● **Written instruction**
How many lines of these entries include the string "color"? State the number alone.

··········

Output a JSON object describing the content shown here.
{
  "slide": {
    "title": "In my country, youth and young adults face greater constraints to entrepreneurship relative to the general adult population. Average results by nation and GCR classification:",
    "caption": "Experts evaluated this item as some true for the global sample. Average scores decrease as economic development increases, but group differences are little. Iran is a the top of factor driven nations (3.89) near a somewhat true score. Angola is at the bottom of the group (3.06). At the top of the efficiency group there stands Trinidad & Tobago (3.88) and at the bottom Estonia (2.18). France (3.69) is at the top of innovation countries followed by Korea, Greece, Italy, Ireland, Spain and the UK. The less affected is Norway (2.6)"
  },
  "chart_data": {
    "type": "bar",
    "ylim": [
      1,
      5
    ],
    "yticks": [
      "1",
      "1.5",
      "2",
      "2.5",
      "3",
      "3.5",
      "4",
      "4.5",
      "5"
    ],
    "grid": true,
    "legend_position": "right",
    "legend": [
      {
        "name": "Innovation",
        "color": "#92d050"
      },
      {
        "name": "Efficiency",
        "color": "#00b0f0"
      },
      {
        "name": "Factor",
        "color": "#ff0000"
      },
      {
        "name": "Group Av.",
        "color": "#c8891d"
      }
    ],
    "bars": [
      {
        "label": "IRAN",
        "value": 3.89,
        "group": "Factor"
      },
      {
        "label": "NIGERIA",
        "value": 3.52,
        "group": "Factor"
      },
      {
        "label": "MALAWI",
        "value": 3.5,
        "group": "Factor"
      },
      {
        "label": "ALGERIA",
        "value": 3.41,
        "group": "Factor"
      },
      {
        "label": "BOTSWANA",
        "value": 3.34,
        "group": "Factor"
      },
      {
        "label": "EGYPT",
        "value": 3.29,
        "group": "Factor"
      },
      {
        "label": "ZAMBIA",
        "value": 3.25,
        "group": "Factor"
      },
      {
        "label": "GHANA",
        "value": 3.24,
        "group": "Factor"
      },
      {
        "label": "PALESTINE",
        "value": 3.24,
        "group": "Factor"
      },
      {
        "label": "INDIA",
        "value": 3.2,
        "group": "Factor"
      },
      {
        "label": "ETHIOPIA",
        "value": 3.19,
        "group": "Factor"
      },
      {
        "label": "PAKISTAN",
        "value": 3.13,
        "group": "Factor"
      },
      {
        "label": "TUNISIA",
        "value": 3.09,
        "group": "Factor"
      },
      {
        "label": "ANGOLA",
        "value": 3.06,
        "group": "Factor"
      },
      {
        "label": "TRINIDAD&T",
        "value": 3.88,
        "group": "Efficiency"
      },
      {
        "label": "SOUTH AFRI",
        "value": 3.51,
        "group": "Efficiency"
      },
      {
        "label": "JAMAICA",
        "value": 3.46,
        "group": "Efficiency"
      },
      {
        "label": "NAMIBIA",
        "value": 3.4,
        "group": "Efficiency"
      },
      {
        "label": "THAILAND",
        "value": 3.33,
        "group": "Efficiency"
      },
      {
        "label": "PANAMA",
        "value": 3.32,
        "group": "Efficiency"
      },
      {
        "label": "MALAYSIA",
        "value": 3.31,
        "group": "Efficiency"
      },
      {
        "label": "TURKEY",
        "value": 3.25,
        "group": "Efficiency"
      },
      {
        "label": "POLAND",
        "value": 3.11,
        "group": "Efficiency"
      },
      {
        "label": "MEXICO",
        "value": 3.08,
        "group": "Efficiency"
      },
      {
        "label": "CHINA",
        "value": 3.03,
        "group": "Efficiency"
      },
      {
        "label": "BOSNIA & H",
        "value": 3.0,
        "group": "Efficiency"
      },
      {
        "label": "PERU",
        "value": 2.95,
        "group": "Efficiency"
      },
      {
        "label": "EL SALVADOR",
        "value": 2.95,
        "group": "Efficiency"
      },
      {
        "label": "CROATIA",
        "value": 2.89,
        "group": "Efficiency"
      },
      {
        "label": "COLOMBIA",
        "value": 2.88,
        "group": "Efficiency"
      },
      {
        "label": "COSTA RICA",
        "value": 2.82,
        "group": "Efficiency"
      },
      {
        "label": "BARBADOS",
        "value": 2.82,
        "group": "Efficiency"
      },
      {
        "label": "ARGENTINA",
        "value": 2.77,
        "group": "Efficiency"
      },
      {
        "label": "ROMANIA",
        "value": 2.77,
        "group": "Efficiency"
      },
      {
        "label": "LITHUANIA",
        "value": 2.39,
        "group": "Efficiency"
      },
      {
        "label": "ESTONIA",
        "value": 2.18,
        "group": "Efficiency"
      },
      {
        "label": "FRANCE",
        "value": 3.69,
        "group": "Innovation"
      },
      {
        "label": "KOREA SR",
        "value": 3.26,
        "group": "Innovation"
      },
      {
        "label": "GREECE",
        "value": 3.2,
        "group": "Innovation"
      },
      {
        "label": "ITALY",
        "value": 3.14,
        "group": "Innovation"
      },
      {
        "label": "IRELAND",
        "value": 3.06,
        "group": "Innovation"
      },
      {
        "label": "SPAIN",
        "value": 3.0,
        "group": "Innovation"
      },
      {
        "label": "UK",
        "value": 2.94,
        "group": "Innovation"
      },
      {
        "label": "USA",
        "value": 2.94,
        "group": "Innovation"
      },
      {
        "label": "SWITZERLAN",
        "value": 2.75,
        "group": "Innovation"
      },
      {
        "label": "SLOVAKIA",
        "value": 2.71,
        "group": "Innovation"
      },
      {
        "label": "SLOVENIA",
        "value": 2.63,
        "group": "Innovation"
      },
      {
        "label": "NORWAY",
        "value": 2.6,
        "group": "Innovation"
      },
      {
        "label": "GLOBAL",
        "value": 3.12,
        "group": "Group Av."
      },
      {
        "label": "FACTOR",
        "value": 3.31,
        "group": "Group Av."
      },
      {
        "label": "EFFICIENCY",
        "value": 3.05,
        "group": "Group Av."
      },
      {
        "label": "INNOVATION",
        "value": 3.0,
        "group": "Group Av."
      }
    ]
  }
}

··········

● **Answer in full**
4